Stated goal ▸ Return each of the rows below verbatim, line for line, and omit the pictures.

##### Dataset records #####

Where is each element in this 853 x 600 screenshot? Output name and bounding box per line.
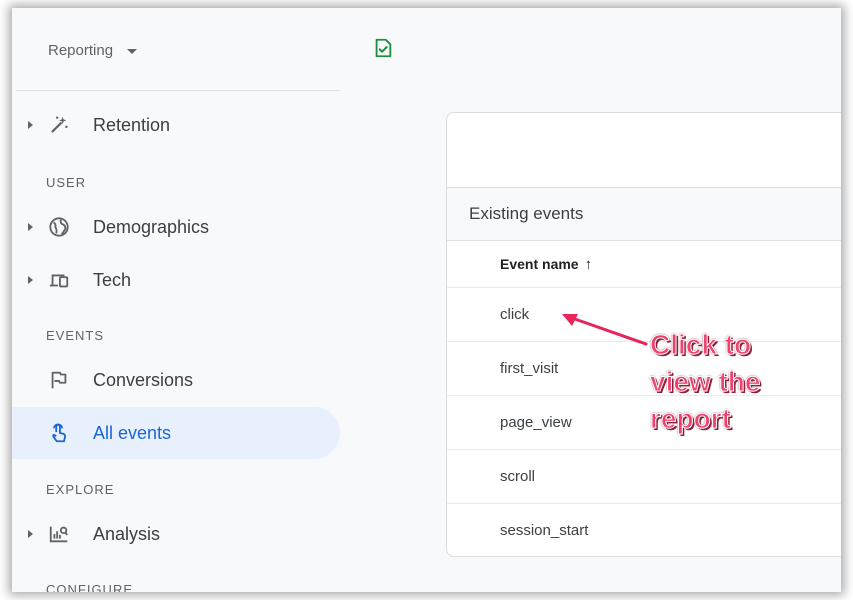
reporting-label: Reporting [48,42,114,59]
sidebar-item-label: Analysis [93,523,161,544]
table-row[interactable]: page_view [447,396,841,450]
flag-icon [46,367,72,393]
sidebar-item-tech[interactable]: Tech [12,254,340,306]
event-name-link[interactable]: click [500,306,529,323]
section-header-explore: EXPLORE [46,482,115,497]
sidebar-item-all-events[interactable]: All events [12,407,340,459]
globe-icon [46,214,72,240]
annotation-arrow-icon [562,314,648,346]
expand-arrow-icon[interactable] [28,530,33,538]
column-header-event-name[interactable]: Event name ↑ [447,241,841,288]
sidebar-item-label: All events [93,422,172,443]
sort-arrow-up-icon[interactable]: ↑ [585,256,593,273]
card-section-title: Existing events [447,188,841,241]
touch-icon [46,420,72,446]
sidebar-item-label: Conversions [93,369,194,390]
sidebar-item-label: Tech [93,269,132,290]
reporting-dropdown[interactable]: Reporting [48,42,138,59]
analysis-icon [46,521,72,547]
table-row[interactable]: first_visit [447,342,841,396]
event-name-link[interactable]: scroll [500,468,535,485]
expand-arrow-icon[interactable] [28,121,33,129]
app-window: Reporting Retention USER Demographics Te… [12,8,841,592]
devices-icon [46,267,72,293]
annotation-line: view the [649,366,761,398]
sidebar: Reporting Retention USER Demographics Te… [12,8,352,592]
annotation-callout: Click to view the report [649,326,761,437]
divider [16,90,340,91]
card-top-area [447,113,841,188]
event-name-link[interactable]: first_visit [500,360,558,377]
sidebar-item-label: Retention [93,114,171,135]
expand-arrow-icon[interactable] [28,223,33,231]
event-name-link[interactable]: session_start [500,522,588,539]
sidebar-item-demographics[interactable]: Demographics [12,201,340,253]
table-row[interactable]: scroll [447,450,841,504]
sidebar-item-retention[interactable]: Retention [12,99,340,151]
sidebar-item-analysis[interactable]: Analysis [12,508,340,560]
check-document-icon[interactable] [372,37,394,59]
column-header-label: Event name [500,256,579,272]
magic-wand-icon [46,112,72,138]
expand-arrow-icon[interactable] [28,276,33,284]
section-header-configure: CONFIGURE [46,582,133,592]
section-header-user: USER [46,175,87,190]
sidebar-item-conversions[interactable]: Conversions [12,354,340,406]
sidebar-item-label: Demographics [93,216,210,237]
chevron-down-icon [127,49,138,54]
event-name-link[interactable]: page_view [500,414,572,431]
section-header-events: EVENTS [46,328,105,343]
table-row[interactable]: session_start [447,504,841,557]
annotation-line: Click to [649,329,752,361]
annotation-line: report [649,403,731,435]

#####

In response ▸
Where is each element in this 853 x 600 screenshot? Output name and bounding box per line.
reporting-label: Reporting [48,42,114,59]
sidebar-item-label: Analysis [93,523,161,544]
table-row[interactable]: page_view [447,396,841,450]
flag-icon [46,367,72,393]
sidebar-item-tech[interactable]: Tech [12,254,340,306]
event-name-link[interactable]: click [500,306,529,323]
section-header-explore: EXPLORE [46,482,115,497]
sidebar-item-all-events[interactable]: All events [12,407,340,459]
globe-icon [46,214,72,240]
annotation-arrow-icon [562,314,648,346]
expand-arrow-icon[interactable] [28,530,33,538]
column-header-event-name[interactable]: Event name ↑ [447,241,841,288]
sidebar-item-label: All events [93,422,172,443]
sort-arrow-up-icon[interactable]: ↑ [585,256,593,273]
card-section-title: Existing events [447,188,841,241]
touch-icon [46,420,72,446]
sidebar-item-label: Conversions [93,369,194,390]
sidebar-item-label: Tech [93,269,132,290]
reporting-dropdown[interactable]: Reporting [48,42,138,59]
analysis-icon [46,521,72,547]
table-row[interactable]: first_visit [447,342,841,396]
event-name-link[interactable]: scroll [500,468,535,485]
expand-arrow-icon[interactable] [28,121,33,129]
app-window: Reporting Retention USER Demographics Te… [12,8,841,592]
devices-icon [46,267,72,293]
annotation-line: view the [649,366,761,398]
sidebar: Reporting Retention USER Demographics Te… [12,8,352,592]
annotation-callout: Click to view the report [649,326,761,437]
divider [16,90,340,91]
card-top-area [447,113,841,188]
event-name-link[interactable]: first_visit [500,360,558,377]
sidebar-item-label: Retention [93,114,171,135]
expand-arrow-icon[interactable] [28,223,33,231]
event-name-link[interactable]: session_start [500,522,588,539]
sidebar-item-demographics[interactable]: Demographics [12,201,340,253]
table-row[interactable]: scroll [447,450,841,504]
sidebar-item-retention[interactable]: Retention [12,99,340,151]
sidebar-item-analysis[interactable]: Analysis [12,508,340,560]
check-document-icon[interactable] [372,37,394,59]
column-header-label: Event name [500,256,579,272]
magic-wand-icon [46,112,72,138]
expand-arrow-icon[interactable] [28,276,33,284]
section-header-configure: CONFIGURE [46,582,133,592]
section-header-user: USER [46,175,87,190]
sidebar-item-conversions[interactable]: Conversions [12,354,340,406]
sidebar-item-label: Demographics [93,216,210,237]
chevron-down-icon [127,49,138,54]
event-name-link[interactable]: page_view [500,414,572,431]
section-header-events: EVENTS [46,328,105,343]
table-row[interactable]: session_start [447,504,841,557]
annotation-line: Click to [649,329,752,361]
annotation-line: report [649,403,731,435]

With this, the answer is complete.